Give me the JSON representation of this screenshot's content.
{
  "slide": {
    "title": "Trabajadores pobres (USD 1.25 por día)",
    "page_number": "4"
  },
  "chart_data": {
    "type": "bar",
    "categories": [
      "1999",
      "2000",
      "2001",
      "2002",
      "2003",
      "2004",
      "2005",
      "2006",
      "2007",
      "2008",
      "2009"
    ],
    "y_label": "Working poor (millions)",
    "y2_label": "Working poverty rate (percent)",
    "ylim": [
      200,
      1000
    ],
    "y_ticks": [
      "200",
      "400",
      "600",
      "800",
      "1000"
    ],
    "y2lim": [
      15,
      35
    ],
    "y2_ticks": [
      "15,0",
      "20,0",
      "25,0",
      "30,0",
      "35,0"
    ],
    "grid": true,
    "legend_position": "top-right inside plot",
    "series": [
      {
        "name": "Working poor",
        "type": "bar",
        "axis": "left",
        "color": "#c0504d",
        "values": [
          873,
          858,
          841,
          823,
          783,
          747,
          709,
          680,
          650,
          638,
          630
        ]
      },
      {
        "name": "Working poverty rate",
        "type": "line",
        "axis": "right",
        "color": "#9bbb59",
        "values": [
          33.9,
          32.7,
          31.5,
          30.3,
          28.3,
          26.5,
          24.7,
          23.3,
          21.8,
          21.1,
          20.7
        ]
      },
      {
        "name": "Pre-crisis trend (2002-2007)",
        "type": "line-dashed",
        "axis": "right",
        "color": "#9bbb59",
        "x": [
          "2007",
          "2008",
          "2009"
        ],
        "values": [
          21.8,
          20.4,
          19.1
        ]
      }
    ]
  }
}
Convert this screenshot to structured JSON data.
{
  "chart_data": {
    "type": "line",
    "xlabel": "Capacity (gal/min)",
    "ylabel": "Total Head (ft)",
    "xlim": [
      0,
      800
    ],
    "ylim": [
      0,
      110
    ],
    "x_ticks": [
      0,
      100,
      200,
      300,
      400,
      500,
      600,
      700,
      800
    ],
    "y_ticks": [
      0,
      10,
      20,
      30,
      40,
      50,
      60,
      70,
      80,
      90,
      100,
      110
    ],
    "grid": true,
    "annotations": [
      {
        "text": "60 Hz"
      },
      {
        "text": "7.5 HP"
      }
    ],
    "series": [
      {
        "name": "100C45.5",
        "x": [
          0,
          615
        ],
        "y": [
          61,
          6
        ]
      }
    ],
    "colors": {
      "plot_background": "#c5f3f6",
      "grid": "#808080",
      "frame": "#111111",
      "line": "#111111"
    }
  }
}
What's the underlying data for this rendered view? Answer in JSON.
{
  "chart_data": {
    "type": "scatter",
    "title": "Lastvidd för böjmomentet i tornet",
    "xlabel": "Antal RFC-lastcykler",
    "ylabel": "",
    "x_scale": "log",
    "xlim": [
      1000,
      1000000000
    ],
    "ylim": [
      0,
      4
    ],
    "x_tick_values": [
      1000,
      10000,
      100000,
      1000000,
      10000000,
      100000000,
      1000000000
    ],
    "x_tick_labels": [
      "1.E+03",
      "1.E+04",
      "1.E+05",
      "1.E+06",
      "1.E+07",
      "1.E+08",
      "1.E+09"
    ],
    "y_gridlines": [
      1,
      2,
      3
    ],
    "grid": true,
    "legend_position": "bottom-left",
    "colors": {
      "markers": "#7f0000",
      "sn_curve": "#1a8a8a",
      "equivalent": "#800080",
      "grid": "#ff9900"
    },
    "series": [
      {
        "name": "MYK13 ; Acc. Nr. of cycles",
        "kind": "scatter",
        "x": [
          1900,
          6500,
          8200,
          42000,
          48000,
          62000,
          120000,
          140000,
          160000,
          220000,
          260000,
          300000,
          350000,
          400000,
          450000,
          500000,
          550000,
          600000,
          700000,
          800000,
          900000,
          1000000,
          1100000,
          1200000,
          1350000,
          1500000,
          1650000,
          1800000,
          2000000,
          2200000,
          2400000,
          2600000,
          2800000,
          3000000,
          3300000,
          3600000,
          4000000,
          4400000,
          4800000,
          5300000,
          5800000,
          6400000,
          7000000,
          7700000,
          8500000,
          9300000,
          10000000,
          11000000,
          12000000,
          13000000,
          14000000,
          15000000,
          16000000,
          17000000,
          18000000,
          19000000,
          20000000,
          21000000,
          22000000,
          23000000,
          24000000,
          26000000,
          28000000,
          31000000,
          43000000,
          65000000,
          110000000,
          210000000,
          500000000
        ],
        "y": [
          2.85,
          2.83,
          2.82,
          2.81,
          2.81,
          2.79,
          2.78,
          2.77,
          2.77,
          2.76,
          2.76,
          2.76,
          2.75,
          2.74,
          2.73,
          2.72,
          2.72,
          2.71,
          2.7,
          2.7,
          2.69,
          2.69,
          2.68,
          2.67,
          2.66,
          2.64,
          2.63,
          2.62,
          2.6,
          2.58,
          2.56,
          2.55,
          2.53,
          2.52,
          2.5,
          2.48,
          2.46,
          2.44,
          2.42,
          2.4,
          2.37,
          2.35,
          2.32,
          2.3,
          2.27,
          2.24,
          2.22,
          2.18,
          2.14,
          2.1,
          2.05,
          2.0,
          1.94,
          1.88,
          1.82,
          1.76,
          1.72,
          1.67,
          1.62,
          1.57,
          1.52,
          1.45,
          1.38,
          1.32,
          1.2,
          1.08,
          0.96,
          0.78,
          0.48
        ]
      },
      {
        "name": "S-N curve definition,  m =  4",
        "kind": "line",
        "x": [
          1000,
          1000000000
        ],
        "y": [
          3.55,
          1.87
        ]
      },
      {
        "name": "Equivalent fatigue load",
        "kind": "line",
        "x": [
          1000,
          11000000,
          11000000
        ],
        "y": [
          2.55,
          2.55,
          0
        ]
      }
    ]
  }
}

- _Given request_
Reproduce every line above without error.

- _Written response_
Give me the JSON representation of this screenshot's content.
{
  "slide": {
    "title": "Trabajadores pobres (USD 1.25 por día)",
    "page_number": "4"
  },
  "chart_data": {
    "type": "bar",
    "categories": [
      "1999",
      "2000",
      "2001",
      "2002",
      "2003",
      "2004",
      "2005",
      "2006",
      "2007",
      "2008",
      "2009"
    ],
    "y_label": "Working poor (millions)",
    "y2_label": "Working poverty rate (percent)",
    "ylim": [
      200,
      1000
    ],
    "y_ticks": [
      "200",
      "400",
      "600",
      "800",
      "1000"
    ],
    "y2lim": [
      15,
      35
    ],
    "y2_ticks": [
      "15,0",
      "20,0",
      "25,0",
      "30,0",
      "35,0"
    ],
    "grid": true,
    "legend_position": "top-right inside plot",
    "series": [
      {
        "name": "Working poor",
        "type": "bar",
        "axis": "left",
        "color": "#c0504d",
        "values": [
          873,
          858,
          841,
          823,
          783,
          747,
          709,
          680,
          650,
          638,
          630
        ]
      },
      {
        "name": "Working poverty rate",
        "type": "line",
        "axis": "right",
        "color": "#9bbb59",
        "values": [
          33.9,
          32.7,
          31.5,
          30.3,
          28.3,
          26.5,
          24.7,
          23.3,
          21.8,
          21.1,
          20.7
        ]
      },
      {
        "name": "Pre-crisis trend (2002-2007)",
        "type": "line-dashed",
        "axis": "right",
        "color": "#9bbb59",
        "x": [
          "2007",
          "2008",
          "2009"
        ],
        "values": [
          21.8,
          20.4,
          19.1
        ]
      }
    ]
  }
}
Convert this screenshot to structured JSON data.
{
  "chart_data": {
    "type": "line",
    "xlabel": "Capacity (gal/min)",
    "ylabel": "Total Head (ft)",
    "xlim": [
      0,
      800
    ],
    "ylim": [
      0,
      110
    ],
    "x_ticks": [
      0,
      100,
      200,
      300,
      400,
      500,
      600,
      700,
      800
    ],
    "y_ticks": [
      0,
      10,
      20,
      30,
      40,
      50,
      60,
      70,
      80,
      90,
      100,
      110
    ],
    "grid": true,
    "annotations": [
      {
        "text": "60 Hz"
      },
      {
        "text": "7.5 HP"
      }
    ],
    "series": [
      {
        "name": "100C45.5",
        "x": [
          0,
          615
        ],
        "y": [
          61,
          6
        ]
      }
    ],
    "colors": {
      "plot_background": "#c5f3f6",
      "grid": "#808080",
      "frame": "#111111",
      "line": "#111111"
    }
  }
}
What's the underlying data for this rendered view? Answer in JSON.
{
  "chart_data": {
    "type": "scatter",
    "title": "Lastvidd för böjmomentet i tornet",
    "xlabel": "Antal RFC-lastcykler",
    "ylabel": "",
    "x_scale": "log",
    "xlim": [
      1000,
      1000000000
    ],
    "ylim": [
      0,
      4
    ],
    "x_tick_values": [
      1000,
      10000,
      100000,
      1000000,
      10000000,
      100000000,
      1000000000
    ],
    "x_tick_labels": [
      "1.E+03",
      "1.E+04",
      "1.E+05",
      "1.E+06",
      "1.E+07",
      "1.E+08",
      "1.E+09"
    ],
    "y_gridlines": [
      1,
      2,
      3
    ],
    "grid": true,
    "legend_position": "bottom-left",
    "colors": {
      "markers": "#7f0000",
      "sn_curve": "#1a8a8a",
      "equivalent": "#800080",
      "grid": "#ff9900"
    },
    "series": [
      {
        "name": "MYK13 ; Acc. Nr. of cycles",
        "kind": "scatter",
        "x": [
          1900,
          6500,
          8200,
          42000,
          48000,
          62000,
          120000,
          140000,
          160000,
          220000,
          260000,
          300000,
          350000,
          400000,
          450000,
          500000,
          550000,
          600000,
          700000,
          800000,
          900000,
          1000000,
          1100000,
          1200000,
          1350000,
          1500000,
          1650000,
          1800000,
          2000000,
          2200000,
          2400000,
          2600000,
          2800000,
          3000000,
          3300000,
          3600000,
          4000000,
          4400000,
          4800000,
          5300000,
          5800000,
          6400000,
          7000000,
          7700000,
          8500000,
          9300000,
          10000000,
          11000000,
          12000000,
          13000000,
          14000000,
          15000000,
          16000000,
          17000000,
          18000000,
          19000000,
          20000000,
          21000000,
          22000000,
          23000000,
          24000000,
          26000000,
          28000000,
          31000000,
          43000000,
          65000000,
          110000000,
          210000000,
          500000000
        ],
        "y": [
          2.85,
          2.83,
          2.82,
          2.81,
          2.81,
          2.79,
          2.78,
          2.77,
          2.77,
          2.76,
          2.76,
          2.76,
          2.75,
          2.74,
          2.73,
          2.72,
          2.72,
          2.71,
          2.7,
          2.7,
          2.69,
          2.69,
          2.68,
          2.67,
          2.66,
          2.64,
          2.63,
          2.62,
          2.6,
          2.58,
          2.56,
          2.55,
          2.53,
          2.52,
          2.5,
          2.48,
          2.46,
          2.44,
          2.42,
          2.4,
          2.37,
          2.35,
          2.32,
          2.3,
          2.27,
          2.24,
          2.22,
          2.18,
          2.14,
          2.1,
          2.05,
          2.0,
          1.94,
          1.88,
          1.82,
          1.76,
          1.72,
          1.67,
          1.62,
          1.57,
          1.52,
          1.45,
          1.38,
          1.32,
          1.2,
          1.08,
          0.96,
          0.78,
          0.48
        ]
      },
      {
        "name": "S-N curve definition,  m =  4",
        "kind": "line",
        "x": [
          1000,
          1000000000
        ],
        "y": [
          3.55,
          1.87
        ]
      },
      {
        "name": "Equivalent fatigue load",
        "kind": "line",
        "x": [
          1000,
          11000000,
          11000000
        ],
        "y": [
          2.55,
          2.55,
          0
        ]
      }
    ]
  }
}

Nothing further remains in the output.